■ **EXERCISE DIRECTIONS**:
Count the lines in the material below that contain the string "title". Reply with the number alone.

# Start of INPUT DATA

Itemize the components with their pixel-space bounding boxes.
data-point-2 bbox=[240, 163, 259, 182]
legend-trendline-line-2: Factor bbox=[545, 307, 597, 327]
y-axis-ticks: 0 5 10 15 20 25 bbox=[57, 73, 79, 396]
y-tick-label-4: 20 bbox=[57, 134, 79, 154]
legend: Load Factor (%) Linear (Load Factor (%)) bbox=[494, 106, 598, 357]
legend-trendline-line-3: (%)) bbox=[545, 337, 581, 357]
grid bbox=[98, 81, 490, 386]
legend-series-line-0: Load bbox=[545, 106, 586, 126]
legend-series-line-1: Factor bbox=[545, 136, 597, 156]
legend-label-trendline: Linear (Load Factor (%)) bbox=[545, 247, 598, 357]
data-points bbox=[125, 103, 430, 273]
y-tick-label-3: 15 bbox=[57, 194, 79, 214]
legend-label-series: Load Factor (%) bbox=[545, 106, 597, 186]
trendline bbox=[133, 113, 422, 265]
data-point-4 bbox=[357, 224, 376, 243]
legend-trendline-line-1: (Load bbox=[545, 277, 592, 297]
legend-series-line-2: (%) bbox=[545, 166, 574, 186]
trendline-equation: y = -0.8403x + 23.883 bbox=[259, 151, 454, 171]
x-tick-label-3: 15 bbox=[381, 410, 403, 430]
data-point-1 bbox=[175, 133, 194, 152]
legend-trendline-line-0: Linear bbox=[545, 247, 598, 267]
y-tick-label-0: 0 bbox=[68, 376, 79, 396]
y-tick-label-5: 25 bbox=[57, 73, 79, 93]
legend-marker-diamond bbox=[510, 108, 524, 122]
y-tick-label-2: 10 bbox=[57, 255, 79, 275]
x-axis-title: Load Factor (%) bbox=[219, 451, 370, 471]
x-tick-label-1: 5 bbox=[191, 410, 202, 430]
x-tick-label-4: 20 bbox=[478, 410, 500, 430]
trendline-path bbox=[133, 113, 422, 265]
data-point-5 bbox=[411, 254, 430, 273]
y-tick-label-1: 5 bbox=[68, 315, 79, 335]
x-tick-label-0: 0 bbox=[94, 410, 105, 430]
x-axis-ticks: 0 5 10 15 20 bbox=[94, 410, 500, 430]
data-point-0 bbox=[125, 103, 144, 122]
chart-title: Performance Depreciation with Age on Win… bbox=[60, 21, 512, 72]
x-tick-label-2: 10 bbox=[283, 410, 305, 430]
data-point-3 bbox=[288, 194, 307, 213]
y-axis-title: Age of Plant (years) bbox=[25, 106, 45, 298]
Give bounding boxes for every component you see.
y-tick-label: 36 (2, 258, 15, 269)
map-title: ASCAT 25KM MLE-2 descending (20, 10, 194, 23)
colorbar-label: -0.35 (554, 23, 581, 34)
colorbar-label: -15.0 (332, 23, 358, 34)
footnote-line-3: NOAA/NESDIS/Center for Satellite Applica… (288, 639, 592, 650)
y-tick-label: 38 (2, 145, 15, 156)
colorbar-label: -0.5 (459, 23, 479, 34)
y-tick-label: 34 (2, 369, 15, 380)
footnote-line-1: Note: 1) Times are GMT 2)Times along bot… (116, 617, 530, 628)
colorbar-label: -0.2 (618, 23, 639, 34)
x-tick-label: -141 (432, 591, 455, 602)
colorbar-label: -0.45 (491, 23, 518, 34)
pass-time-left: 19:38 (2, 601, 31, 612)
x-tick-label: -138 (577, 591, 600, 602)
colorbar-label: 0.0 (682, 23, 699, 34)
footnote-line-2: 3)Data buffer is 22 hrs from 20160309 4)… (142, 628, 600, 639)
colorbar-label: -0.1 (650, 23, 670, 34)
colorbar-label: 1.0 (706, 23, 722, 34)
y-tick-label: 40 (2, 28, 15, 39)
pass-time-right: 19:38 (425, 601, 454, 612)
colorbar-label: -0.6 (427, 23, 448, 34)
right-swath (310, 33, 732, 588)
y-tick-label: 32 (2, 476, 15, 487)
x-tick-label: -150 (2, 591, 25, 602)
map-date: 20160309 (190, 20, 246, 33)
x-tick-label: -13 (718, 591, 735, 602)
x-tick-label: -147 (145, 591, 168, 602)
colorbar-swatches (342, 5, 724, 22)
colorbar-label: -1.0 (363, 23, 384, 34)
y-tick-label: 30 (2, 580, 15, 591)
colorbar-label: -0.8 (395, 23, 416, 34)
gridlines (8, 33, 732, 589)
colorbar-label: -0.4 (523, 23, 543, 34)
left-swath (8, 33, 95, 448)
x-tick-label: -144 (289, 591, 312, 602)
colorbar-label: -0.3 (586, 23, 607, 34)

# End of INPUT DATA

■ **OUTPUT**:
4